# WHAT TO DO:
The records that follow must be repeated verbatim, every one of them.

Raw records:
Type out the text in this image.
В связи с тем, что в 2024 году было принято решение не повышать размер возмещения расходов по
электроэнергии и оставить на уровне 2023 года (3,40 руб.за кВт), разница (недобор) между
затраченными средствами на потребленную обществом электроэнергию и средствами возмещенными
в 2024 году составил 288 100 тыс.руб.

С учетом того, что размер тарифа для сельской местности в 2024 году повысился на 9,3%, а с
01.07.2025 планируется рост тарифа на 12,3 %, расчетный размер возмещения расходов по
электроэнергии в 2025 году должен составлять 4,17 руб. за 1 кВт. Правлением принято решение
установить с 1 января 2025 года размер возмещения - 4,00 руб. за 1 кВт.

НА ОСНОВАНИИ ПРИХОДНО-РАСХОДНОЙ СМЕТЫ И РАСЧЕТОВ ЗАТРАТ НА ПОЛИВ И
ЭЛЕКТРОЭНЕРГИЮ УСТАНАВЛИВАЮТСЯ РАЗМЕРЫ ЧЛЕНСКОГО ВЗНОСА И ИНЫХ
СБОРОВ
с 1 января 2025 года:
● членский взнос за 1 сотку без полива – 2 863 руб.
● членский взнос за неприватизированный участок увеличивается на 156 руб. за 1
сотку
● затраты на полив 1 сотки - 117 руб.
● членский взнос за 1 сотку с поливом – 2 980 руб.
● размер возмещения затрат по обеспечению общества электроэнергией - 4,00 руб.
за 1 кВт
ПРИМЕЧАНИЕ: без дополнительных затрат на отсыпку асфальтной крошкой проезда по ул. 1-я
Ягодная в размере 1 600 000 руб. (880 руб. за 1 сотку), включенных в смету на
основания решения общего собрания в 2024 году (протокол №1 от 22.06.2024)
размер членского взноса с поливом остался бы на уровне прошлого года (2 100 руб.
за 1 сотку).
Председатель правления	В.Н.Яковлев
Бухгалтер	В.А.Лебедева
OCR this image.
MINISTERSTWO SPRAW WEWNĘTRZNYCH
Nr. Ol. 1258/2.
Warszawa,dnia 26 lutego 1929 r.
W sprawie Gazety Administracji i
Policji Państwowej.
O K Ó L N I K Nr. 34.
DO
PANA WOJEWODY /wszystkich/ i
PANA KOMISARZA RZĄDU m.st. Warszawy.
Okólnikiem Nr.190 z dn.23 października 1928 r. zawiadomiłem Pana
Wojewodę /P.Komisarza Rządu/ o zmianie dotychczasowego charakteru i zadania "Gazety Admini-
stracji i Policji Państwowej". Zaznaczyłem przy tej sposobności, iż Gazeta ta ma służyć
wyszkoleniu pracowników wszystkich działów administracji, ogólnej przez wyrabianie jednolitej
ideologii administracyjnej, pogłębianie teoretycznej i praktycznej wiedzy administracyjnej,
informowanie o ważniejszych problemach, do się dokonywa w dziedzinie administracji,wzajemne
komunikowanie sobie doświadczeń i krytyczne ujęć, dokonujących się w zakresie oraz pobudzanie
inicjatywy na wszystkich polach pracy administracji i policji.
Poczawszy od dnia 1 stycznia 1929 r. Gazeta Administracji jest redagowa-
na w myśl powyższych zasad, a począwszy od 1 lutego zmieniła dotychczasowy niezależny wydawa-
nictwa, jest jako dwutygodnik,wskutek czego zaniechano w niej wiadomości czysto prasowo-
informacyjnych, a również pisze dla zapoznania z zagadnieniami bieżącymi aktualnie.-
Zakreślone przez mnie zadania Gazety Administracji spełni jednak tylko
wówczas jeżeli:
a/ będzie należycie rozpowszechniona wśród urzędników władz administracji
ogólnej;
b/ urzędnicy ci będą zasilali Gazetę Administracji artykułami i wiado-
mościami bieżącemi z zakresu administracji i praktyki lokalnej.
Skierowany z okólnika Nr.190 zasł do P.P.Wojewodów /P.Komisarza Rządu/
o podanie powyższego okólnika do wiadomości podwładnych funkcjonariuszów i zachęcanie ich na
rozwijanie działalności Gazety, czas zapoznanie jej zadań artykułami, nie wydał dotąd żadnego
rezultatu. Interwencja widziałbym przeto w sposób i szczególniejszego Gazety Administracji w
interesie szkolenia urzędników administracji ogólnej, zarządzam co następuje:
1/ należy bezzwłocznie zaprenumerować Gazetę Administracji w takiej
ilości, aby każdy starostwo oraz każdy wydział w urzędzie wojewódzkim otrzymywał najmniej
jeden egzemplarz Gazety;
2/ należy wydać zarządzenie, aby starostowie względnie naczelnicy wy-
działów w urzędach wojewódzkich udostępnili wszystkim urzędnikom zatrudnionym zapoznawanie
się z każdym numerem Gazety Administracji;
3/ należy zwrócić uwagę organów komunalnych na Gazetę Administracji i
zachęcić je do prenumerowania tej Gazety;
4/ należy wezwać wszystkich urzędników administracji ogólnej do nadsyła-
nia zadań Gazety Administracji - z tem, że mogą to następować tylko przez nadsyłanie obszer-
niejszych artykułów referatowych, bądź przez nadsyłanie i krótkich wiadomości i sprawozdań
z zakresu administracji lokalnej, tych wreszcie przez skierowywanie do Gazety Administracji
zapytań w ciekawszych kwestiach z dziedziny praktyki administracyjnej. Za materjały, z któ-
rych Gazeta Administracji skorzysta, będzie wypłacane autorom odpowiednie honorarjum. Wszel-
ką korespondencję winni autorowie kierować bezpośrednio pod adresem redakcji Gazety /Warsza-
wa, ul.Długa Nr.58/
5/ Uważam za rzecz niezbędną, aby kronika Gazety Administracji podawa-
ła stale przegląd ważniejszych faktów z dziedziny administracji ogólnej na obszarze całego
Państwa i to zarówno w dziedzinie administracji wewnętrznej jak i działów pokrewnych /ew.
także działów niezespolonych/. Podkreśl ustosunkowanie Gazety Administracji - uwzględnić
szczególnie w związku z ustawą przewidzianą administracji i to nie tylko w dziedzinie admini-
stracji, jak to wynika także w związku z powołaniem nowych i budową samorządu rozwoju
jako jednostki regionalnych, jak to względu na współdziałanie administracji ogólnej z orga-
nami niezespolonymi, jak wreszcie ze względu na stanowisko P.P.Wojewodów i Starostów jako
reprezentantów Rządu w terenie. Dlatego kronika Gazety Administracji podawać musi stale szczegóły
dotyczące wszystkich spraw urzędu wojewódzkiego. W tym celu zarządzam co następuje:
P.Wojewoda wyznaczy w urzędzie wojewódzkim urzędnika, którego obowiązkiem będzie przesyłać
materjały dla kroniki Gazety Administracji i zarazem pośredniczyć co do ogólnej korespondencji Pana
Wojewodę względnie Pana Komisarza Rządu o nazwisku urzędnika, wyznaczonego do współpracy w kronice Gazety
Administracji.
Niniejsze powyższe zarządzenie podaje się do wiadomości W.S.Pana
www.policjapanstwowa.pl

# WRITTEN SOLUTION:
Type out the text in this image.
В связи с тем, что в 2024 году было принято решение не повышать размер возмещения расходов по
электроэнергии и оставить на уровне 2023 года (3,40 руб.за кВт), разница (недобор) между
затраченными средствами на потребленную обществом электроэнергию и средствами возмещенными
в 2024 году составил 288 100 тыс.руб.

С учетом того, что размер тарифа для сельской местности в 2024 году повысился на 9,3%, а с
01.07.2025 планируется рост тарифа на 12,3 %, расчетный размер возмещения расходов по
электроэнергии в 2025 году должен составлять 4,17 руб. за 1 кВт. Правлением принято решение
установить с 1 января 2025 года размер возмещения - 4,00 руб. за 1 кВт.

НА ОСНОВАНИИ ПРИХОДНО-РАСХОДНОЙ СМЕТЫ И РАСЧЕТОВ ЗАТРАТ НА ПОЛИВ И
ЭЛЕКТРОЭНЕРГИЮ УСТАНАВЛИВАЮТСЯ РАЗМЕРЫ ЧЛЕНСКОГО ВЗНОСА И ИНЫХ
СБОРОВ
с 1 января 2025 года:
● членский взнос за 1 сотку без полива – 2 863 руб.
● членский взнос за неприватизированный участок увеличивается на 156 руб. за 1
сотку
● затраты на полив 1 сотки - 117 руб.
● членский взнос за 1 сотку с поливом – 2 980 руб.
● размер возмещения затрат по обеспечению общества электроэнергией - 4,00 руб.
за 1 кВт
ПРИМЕЧАНИЕ: без дополнительных затрат на отсыпку асфальтной крошкой проезда по ул. 1-я
Ягодная в размере 1 600 000 руб. (880 руб. за 1 сотку), включенных в смету на
основания решения общего собрания в 2024 году (протокол №1 от 22.06.2024)
размер членского взноса с поливом остался бы на уровне прошлого года (2 100 руб.
за 1 сотку).
Председатель правления	В.Н.Яковлев
Бухгалтер	В.А.Лебедева
OCR this image.
MINISTERSTWO SPRAW WEWNĘTRZNYCH
Nr. Ol. 1258/2.
Warszawa,dnia 26 lutego 1929 r.
W sprawie Gazety Administracji i
Policji Państwowej.
O K Ó L N I K Nr. 34.
DO
PANA WOJEWODY /wszystkich/ i
PANA KOMISARZA RZĄDU m.st. Warszawy.
Okólnikiem Nr.190 z dn.23 października 1928 r. zawiadomiłem Pana
Wojewodę /P.Komisarza Rządu/ o zmianie dotychczasowego charakteru i zadania "Gazety Admini-
stracji i Policji Państwowej". Zaznaczyłem przy tej sposobności, iż Gazeta ta ma służyć
wyszkoleniu pracowników wszystkich działów administracji, ogólnej przez wyrabianie jednolitej
ideologii administracyjnej, pogłębianie teoretycznej i praktycznej wiedzy administracyjnej,
informowanie o ważniejszych problemach, do się dokonywa w dziedzinie administracji,wzajemne
komunikowanie sobie doświadczeń i krytyczne ujęć, dokonujących się w zakresie oraz pobudzanie
inicjatywy na wszystkich polach pracy administracji i policji.
Poczawszy od dnia 1 stycznia 1929 r. Gazeta Administracji jest redagowa-
na w myśl powyższych zasad, a począwszy od 1 lutego zmieniła dotychczasowy niezależny wydawa-
nictwa, jest jako dwutygodnik,wskutek czego zaniechano w niej wiadomości czysto prasowo-
informacyjnych, a również pisze dla zapoznania z zagadnieniami bieżącymi aktualnie.-
Zakreślone przez mnie zadania Gazety Administracji spełni jednak tylko
wówczas jeżeli:
a/ będzie należycie rozpowszechniona wśród urzędników władz administracji
ogólnej;
b/ urzędnicy ci będą zasilali Gazetę Administracji artykułami i wiado-
mościami bieżącemi z zakresu administracji i praktyki lokalnej.
Skierowany z okólnika Nr.190 zasł do P.P.Wojewodów /P.Komisarza Rządu/
o podanie powyższego okólnika do wiadomości podwładnych funkcjonariuszów i zachęcanie ich na
rozwijanie działalności Gazety, czas zapoznanie jej zadań artykułami, nie wydał dotąd żadnego
rezultatu. Interwencja widziałbym przeto w sposób i szczególniejszego Gazety Administracji w
interesie szkolenia urzędników administracji ogólnej, zarządzam co następuje:
1/ należy bezzwłocznie zaprenumerować Gazetę Administracji w takiej
ilości, aby każdy starostwo oraz każdy wydział w urzędzie wojewódzkim otrzymywał najmniej
jeden egzemplarz Gazety;
2/ należy wydać zarządzenie, aby starostowie względnie naczelnicy wy-
działów w urzędach wojewódzkich udostępnili wszystkim urzędnikom zatrudnionym zapoznawanie
się z każdym numerem Gazety Administracji;
3/ należy zwrócić uwagę organów komunalnych na Gazetę Administracji i
zachęcić je do prenumerowania tej Gazety;
4/ należy wezwać wszystkich urzędników administracji ogólnej do nadsyła-
nia zadań Gazety Administracji - z tem, że mogą to następować tylko przez nadsyłanie obszer-
niejszych artykułów referatowych, bądź przez nadsyłanie i krótkich wiadomości i sprawozdań
z zakresu administracji lokalnej, tych wreszcie przez skierowywanie do Gazety Administracji
zapytań w ciekawszych kwestiach z dziedziny praktyki administracyjnej. Za materjały, z któ-
rych Gazeta Administracji skorzysta, będzie wypłacane autorom odpowiednie honorarjum. Wszel-
ką korespondencję winni autorowie kierować bezpośrednio pod adresem redakcji Gazety /Warsza-
wa, ul.Długa Nr.58/
5/ Uważam za rzecz niezbędną, aby kronika Gazety Administracji podawa-
ła stale przegląd ważniejszych faktów z dziedziny administracji ogólnej na obszarze całego
Państwa i to zarówno w dziedzinie administracji wewnętrznej jak i działów pokrewnych /ew.
także działów niezespolonych/. Podkreśl ustosunkowanie Gazety Administracji - uwzględnić
szczególnie w związku z ustawą przewidzianą administracji i to nie tylko w dziedzinie admini-
stracji, jak to wynika także w związku z powołaniem nowych i budową samorządu rozwoju
jako jednostki regionalnych, jak to względu na współdziałanie administracji ogólnej z orga-
nami niezespolonymi, jak wreszcie ze względu na stanowisko P.P.Wojewodów i Starostów jako
reprezentantów Rządu w terenie. Dlatego kronika Gazety Administracji podawać musi stale szczegóły
dotyczące wszystkich spraw urzędu wojewódzkiego. W tym celu zarządzam co następuje:
P.Wojewoda wyznaczy w urzędzie wojewódzkim urzędnika, którego obowiązkiem będzie przesyłać
materjały dla kroniki Gazety Administracji i zarazem pośredniczyć co do ogólnej korespondencji Pana
Wojewodę względnie Pana Komisarza Rządu o nazwisku urzędnika, wyznaczonego do współpracy w kronice Gazety
Administracji.
Niniejsze powyższe zarządzenie podaje się do wiadomości W.S.Pana
www.policjapanstwowa.pl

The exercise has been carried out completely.